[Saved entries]
◇ ◇ ◇ ◇ ◇ ◇ ◇

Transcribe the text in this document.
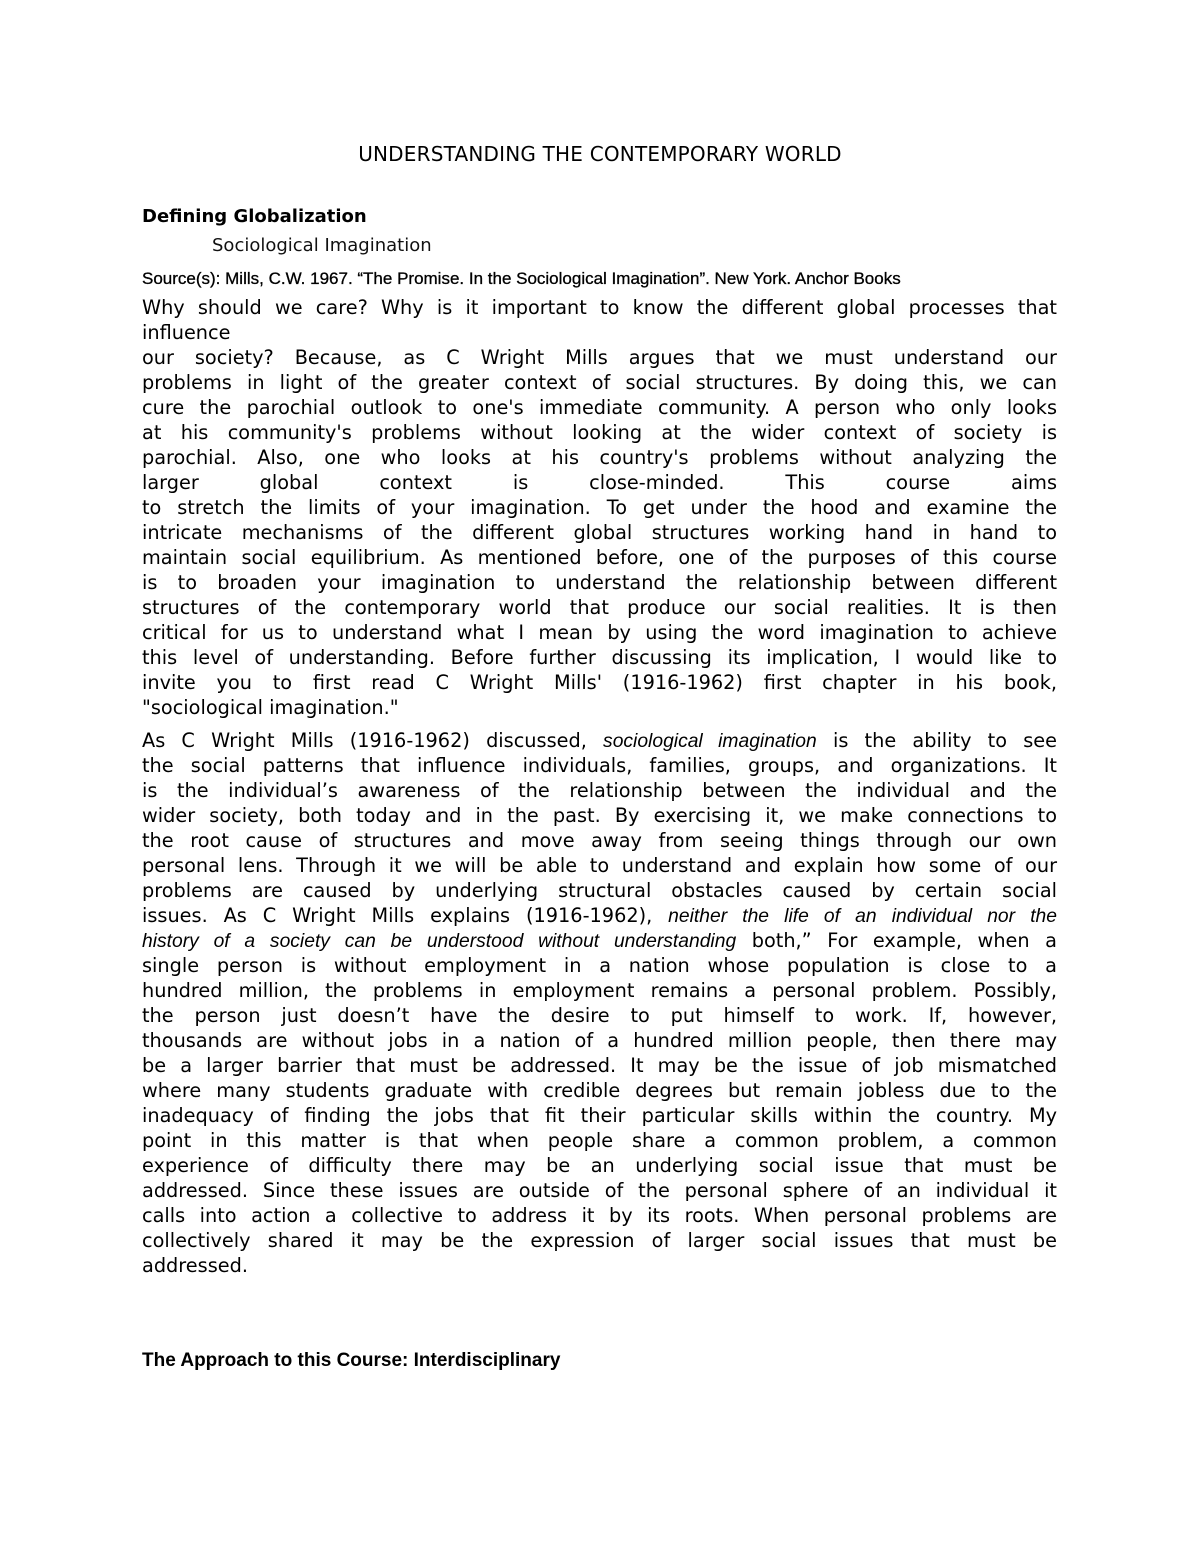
UNDERSTANDING THE CONTEMPORARY WORLD
Defining Globalization
Sociological Imagination
Source(s): Mills, C.W. 1967. “The Promise. In the Sociological Imagination”. New York. Anchor Books
Why should we care? Why is it important to know the different global processes that
influence
our society? Because, as C Wright Mills argues that we must understand our
problems in light of the greater context of social structures. By doing this, we can
cure the parochial outlook to one's immediate community. A person who only looks
at his community's problems without looking at the wider context of society is
parochial. Also, one who looks at his country's problems without analyzing the
larger global context is close-minded. This course aims
to stretch the limits of your imagination. To get under the hood and examine the
intricate mechanisms of the different global structures working hand in hand to
maintain social equilibrium. As mentioned before, one of the purposes of this course
is to broaden your imagination to understand the relationship between different
structures of the contemporary world that produce our social realities. It is then
critical for us to understand what I mean by using the word imagination to achieve
this level of understanding. Before further discussing its implication, I would like to
invite you to first read C Wright Mills' (1916-1962) first chapter in his book,
"sociological imagination."
As C Wright Mills (1916-1962) discussed, sociological imagination is the ability to see
the social patterns that influence individuals, families, groups, and organizations. It
is the individual’s awareness of the relationship between the individual and the
wider society, both today and in the past. By exercising it, we make connections to
the root cause of structures and move away from seeing things through our own
personal lens. Through it we will be able to understand and explain how some of our
problems are caused by underlying structural obstacles caused by certain social
issues. As C Wright Mills explains (1916-1962), neither the life of an individual nor the
history of a society can be understood without understanding both,” For example, when a
single person is without employment in a nation whose population is close to a
hundred million, the problems in employment remains a personal problem. Possibly,
the person just doesn’t have the desire to put himself to work. If, however,
thousands are without jobs in a nation of a hundred million people, then there may
be a larger barrier that must be addressed. It may be the issue of job mismatched
where many students graduate with credible degrees but remain jobless due to the
inadequacy of finding the jobs that fit their particular skills within the country. My
point in this matter is that when people share a common problem, a common
experience of difficulty there may be an underlying social issue that must be
addressed. Since these issues are outside of the personal sphere of an individual it
calls into action a collective to address it by its roots. When personal problems are
collectively shared it may be the expression of larger social issues that must be
addressed.
The Approach to this Course: Interdisciplinary
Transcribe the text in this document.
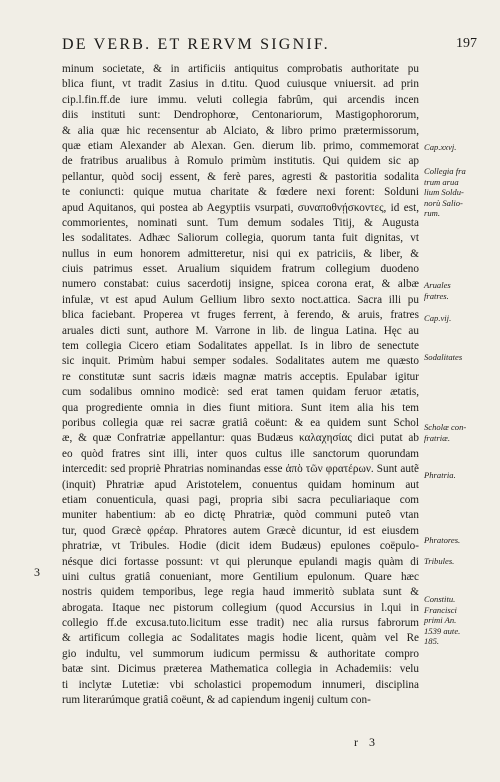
DE VERB. ET RERVM SIGNIF.	197
minum societate, & in artificiis antiquitus comprobatis authoritate pu
blica fiunt, vt tradit Zasius in d.titu. Quod cuiusque vniuersit. ad prin
cip.l.fin.ff.de iure immu. veluti collegia fabrûm, qui arcendis incen
diis instituti sunt: Dendrophorœ, Centonariorum, Mastigophororum,
& alia quæ hic recensentur ab Alciato, & libro primo prætermissorum,
quæ etiam Alexander ab Alexan. Gen. dierum lib. primo, commemorat
de fratribus arualibus à Romulo primùm institutis. Qui quidem sic ap
pellantur, quòd socij essent, & ferè pares, agresti & pastoritia sodalita
te coniuncti: quique mutua charitate & fœdere nexi forent: Solduni
apud Aquitanos, qui postea ab Aegyptiis vsurpati, συναποθνῄσκοντες, id est,
commorientes, nominati sunt. Tum demum sodales Titij, & Augusta
les sodalitates. Adhæc Saliorum collegia, quorum tanta fuit dignitas, vt
nullus in eum honorem admitteretur, nisi qui ex patriciis, & liber, &
ciuis patrimus esset. Arualium siquidem fratrum collegium duodeno
numero constabat: cuius sacerdotij insigne, spicea corona erat, & albæ
infulæ, vt est apud Aulum Gellium libro sexto noct.attica. Sacra illi pu
blica faciebant. Properea vt fruges ferrent, à ferendo, & aruis, fratres
aruales dicti sunt, authore M. Varrone in lib. de lingua Latina. Hęc au
tem collegia Cicero etiam Sodalitates appellat. Is in libro de senectute
sic inquit. Primùm habui semper sodales. Sodalitates autem me quæsto
re constitutæ sunt sacris idæis magnæ matris acceptis. Epulabar igitur
cum sodalibus omnino modicè: sed erat tamen quidam feruor ætatis,
qua progrediente omnia in dies fiunt mitiora. Sunt item alia his tem
poribus collegia quæ rei sacræ gratiâ coëunt: & ea quidem sunt Schol
æ, & quæ Confratriæ appellantur: quas Budæus καλαχησίας dici putat ab
eo quòd fratres sint illi, inter quos cultus ille sanctorum quorundam
intercedit: sed propriè Phratrias nominandas esse ἀπὸ τῶν φρατέρων. Sunt autẽ
(inquit) Phratriæ apud Aristotelem, conuentus quidam hominum aut
etiam conuenticula, quasi pagi, propria sibi sacra peculiariaque com
muniter habentium: ab eo dictę Phratriæ, quòd communi puteô vtan
tur, quod Græcè φρέαρ. Phratores autem Græcè dicuntur, id est eiusdem
phratriæ, vt Tribules. Hodie (dicit idem Budæus) epulones coëpulo-
nésque dici fortasse possunt: vt qui plerunque epulandi magis quàm di
uini cultus gratiâ conueniant, more Gentilium epulonum. Quare hæc
nostris quidem temporibus, lege regia haud immeritò sublata sunt &
abrogata. Itaque nec pistorum collegium (quod Accursius in l.qui in
collegio ff.de excusa.tuto.licitum esse tradit) nec alia rursus fabrorum
& artificum collegia ac Sodalitates magis hodie licent, quàm vel Re
gio indultu, vel summorum iudicum permissu & authoritate compro
batæ sint. Dicimus præterea Mathematica collegia in Achademiis: velu
ti inclytæ Lutetiæ: vbi scholastici propemodum innumeri, disciplina
rum literarúmque gratiâ coëunt, & ad capiendum ingenij cultum con-
Cap.xxvj.
Collegia fra
trum arua
lium Soldu-
norù Salio-
rum.
Aruales
fratres.
Cap.vij.
Sodalitates
Scholæ con-
fratriæ.
Phratria.
Phratores.
Tribules.
Constitu.
Francisci
primi An.
1539 aute.
185.
3
r 3
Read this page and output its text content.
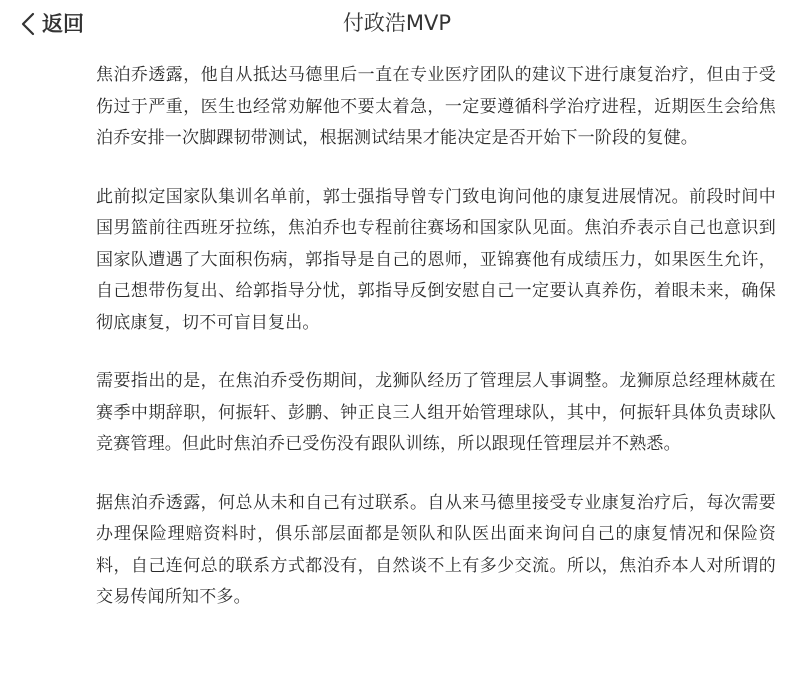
返回	付政浩MVP

焦泊乔透露，他自从抵达马德里后一直在专业医疗团队的建议下进行康复治疗，但由于受伤过于严重，医生也经常劝解他不要太着急，一定要遵循科学治疗进程，近期医生会给焦泊乔安排一次脚踝韧带测试，根据测试结果才能决定是否开始下一阶段的复健。

此前拟定国家队集训名单前，郭士强指导曾专门致电询问他的康复进展情况。前段时间中国男篮前往西班牙拉练，焦泊乔也专程前往赛场和国家队见面。焦泊乔表示自己也意识到国家队遭遇了大面积伤病，郭指导是自己的恩师，亚锦赛他有成绩压力，如果医生允许，自己想带伤复出、给郭指导分忧，郭指导反倒安慰自己一定要认真养伤，着眼未来，确保彻底康复，切不可盲目复出。

需要指出的是，在焦泊乔受伤期间，龙狮队经历了管理层人事调整。龙狮原总经理林葳在赛季中期辞职，何振轩、彭鹏、钟正良三人组开始管理球队，其中，何振轩具体负责球队竞赛管理。但此时焦泊乔已受伤没有跟队训练，所以跟现任管理层并不熟悉。

据焦泊乔透露，何总从未和自己有过联系。自从来马德里接受专业康复治疗后，每次需要办理保险理赔资料时，俱乐部层面都是领队和队医出面来询问自己的康复情况和保险资料，自己连何总的联系方式都没有，自然谈不上有多少交流。所以，焦泊乔本人对所谓的交易传闻所知不多。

◇ ◇ ◇ ◇ ◇ ◇ ◇

▸ **INSTRUCTION**:
Make an exact copy of the records above, with the pictures left out.

▸ **RESPONSE TO THE EXERCISE**:
Transcribe the text in this document.
UNDERSTANDING THE CONTEMPORARY WORLD
Defining Globalization
Sociological Imagination
Source(s): Mills, C.W. 1967. “The Promise. In the Sociological Imagination”. New York. Anchor Books
Why should we care? Why is it important to know the different global processes that
influence
our society? Because, as C Wright Mills argues that we must understand our
problems in light of the greater context of social structures. By doing this, we can
cure the parochial outlook to one's immediate community. A person who only looks
at his community's problems without looking at the wider context of society is
parochial. Also, one who looks at his country's problems without analyzing the
larger global context is close-minded. This course aims
to stretch the limits of your imagination. To get under the hood and examine the
intricate mechanisms of the different global structures working hand in hand to
maintain social equilibrium. As mentioned before, one of the purposes of this course
is to broaden your imagination to understand the relationship between different
structures of the contemporary world that produce our social realities. It is then
critical for us to understand what I mean by using the word imagination to achieve
this level of understanding. Before further discussing its implication, I would like to
invite you to first read C Wright Mills' (1916-1962) first chapter in his book,
"sociological imagination."
As C Wright Mills (1916-1962) discussed, sociological imagination is the ability to see
the social patterns that influence individuals, families, groups, and organizations. It
is the individual’s awareness of the relationship between the individual and the
wider society, both today and in the past. By exercising it, we make connections to
the root cause of structures and move away from seeing things through our own
personal lens. Through it we will be able to understand and explain how some of our
problems are caused by underlying structural obstacles caused by certain social
issues. As C Wright Mills explains (1916-1962), neither the life of an individual nor the
history of a society can be understood without understanding both,” For example, when a
single person is without employment in a nation whose population is close to a
hundred million, the problems in employment remains a personal problem. Possibly,
the person just doesn’t have the desire to put himself to work. If, however,
thousands are without jobs in a nation of a hundred million people, then there may
be a larger barrier that must be addressed. It may be the issue of job mismatched
where many students graduate with credible degrees but remain jobless due to the
inadequacy of finding the jobs that fit their particular skills within the country. My
point in this matter is that when people share a common problem, a common
experience of difficulty there may be an underlying social issue that must be
addressed. Since these issues are outside of the personal sphere of an individual it
calls into action a collective to address it by its roots. When personal problems are
collectively shared it may be the expression of larger social issues that must be
addressed.
The Approach to this Course: Interdisciplinary
Transcribe the text in this document.
DE VERB. ET RERVM SIGNIF.	197
minum societate, & in artificiis antiquitus comprobatis authoritate pu
blica fiunt, vt tradit Zasius in d.titu. Quod cuiusque vniuersit. ad prin
cip.l.fin.ff.de iure immu. veluti collegia fabrûm, qui arcendis incen
diis instituti sunt: Dendrophorœ, Centonariorum, Mastigophororum,
& alia quæ hic recensentur ab Alciato, & libro primo prætermissorum,
quæ etiam Alexander ab Alexan. Gen. dierum lib. primo, commemorat
de fratribus arualibus à Romulo primùm institutis. Qui quidem sic ap
pellantur, quòd socij essent, & ferè pares, agresti & pastoritia sodalita
te coniuncti: quique mutua charitate & fœdere nexi forent: Solduni
apud Aquitanos, qui postea ab Aegyptiis vsurpati, συναποθνῄσκοντες, id est,
commorientes, nominati sunt. Tum demum sodales Titij, & Augusta
les sodalitates. Adhæc Saliorum collegia, quorum tanta fuit dignitas, vt
nullus in eum honorem admitteretur, nisi qui ex patriciis, & liber, &
ciuis patrimus esset. Arualium siquidem fratrum collegium duodeno
numero constabat: cuius sacerdotij insigne, spicea corona erat, & albæ
infulæ, vt est apud Aulum Gellium libro sexto noct.attica. Sacra illi pu
blica faciebant. Properea vt fruges ferrent, à ferendo, & aruis, fratres
aruales dicti sunt, authore M. Varrone in lib. de lingua Latina. Hęc au
tem collegia Cicero etiam Sodalitates appellat. Is in libro de senectute
sic inquit. Primùm habui semper sodales. Sodalitates autem me quæsto
re constitutæ sunt sacris idæis magnæ matris acceptis. Epulabar igitur
cum sodalibus omnino modicè: sed erat tamen quidam feruor ætatis,
qua progrediente omnia in dies fiunt mitiora. Sunt item alia his tem
poribus collegia quæ rei sacræ gratiâ coëunt: & ea quidem sunt Schol
æ, & quæ Confratriæ appellantur: quas Budæus καλαχησίας dici putat ab
eo quòd fratres sint illi, inter quos cultus ille sanctorum quorundam
intercedit: sed propriè Phratrias nominandas esse ἀπὸ τῶν φρατέρων. Sunt autẽ
(inquit) Phratriæ apud Aristotelem, conuentus quidam hominum aut
etiam conuenticula, quasi pagi, propria sibi sacra peculiariaque com
muniter habentium: ab eo dictę Phratriæ, quòd communi puteô vtan
tur, quod Græcè φρέαρ. Phratores autem Græcè dicuntur, id est eiusdem
phratriæ, vt Tribules. Hodie (dicit idem Budæus) epulones coëpulo-
nésque dici fortasse possunt: vt qui plerunque epulandi magis quàm di
uini cultus gratiâ conueniant, more Gentilium epulonum. Quare hæc
nostris quidem temporibus, lege regia haud immeritò sublata sunt &
abrogata. Itaque nec pistorum collegium (quod Accursius in l.qui in
collegio ff.de excusa.tuto.licitum esse tradit) nec alia rursus fabrorum
& artificum collegia ac Sodalitates magis hodie licent, quàm vel Re
gio indultu, vel summorum iudicum permissu & authoritate compro
batæ sint. Dicimus præterea Mathematica collegia in Achademiis: velu
ti inclytæ Lutetiæ: vbi scholastici propemodum innumeri, disciplina
rum literarúmque gratiâ coëunt, & ad capiendum ingenij cultum con-
Cap.xxvj.
Collegia fra
trum arua
lium Soldu-
norù Salio-
rum.
Aruales
fratres.
Cap.vij.
Sodalitates
Scholæ con-
fratriæ.
Phratria.
Phratores.
Tribules.
Constitu.
Francisci
primi An.
1539 aute.
185.
3
r 3
Read this page and output its text content.
返回	付政浩MVP

焦泊乔透露，他自从抵达马德里后一直在专业医疗团队的建议下进行康复治疗，但由于受伤过于严重，医生也经常劝解他不要太着急，一定要遵循科学治疗进程，近期医生会给焦泊乔安排一次脚踝韧带测试，根据测试结果才能决定是否开始下一阶段的复健。

此前拟定国家队集训名单前，郭士强指导曾专门致电询问他的康复进展情况。前段时间中国男篮前往西班牙拉练，焦泊乔也专程前往赛场和国家队见面。焦泊乔表示自己也意识到国家队遭遇了大面积伤病，郭指导是自己的恩师，亚锦赛他有成绩压力，如果医生允许，自己想带伤复出、给郭指导分忧，郭指导反倒安慰自己一定要认真养伤，着眼未来，确保彻底康复，切不可盲目复出。

需要指出的是，在焦泊乔受伤期间，龙狮队经历了管理层人事调整。龙狮原总经理林葳在赛季中期辞职，何振轩、彭鹏、钟正良三人组开始管理球队，其中，何振轩具体负责球队竞赛管理。但此时焦泊乔已受伤没有跟队训练，所以跟现任管理层并不熟悉。

据焦泊乔透露，何总从未和自己有过联系。自从来马德里接受专业康复治疗后，每次需要办理保险理赔资料时，俱乐部层面都是领队和队医出面来询问自己的康复情况和保险资料，自己连何总的联系方式都没有，自然谈不上有多少交流。所以，焦泊乔本人对所谓的交易传闻所知不多。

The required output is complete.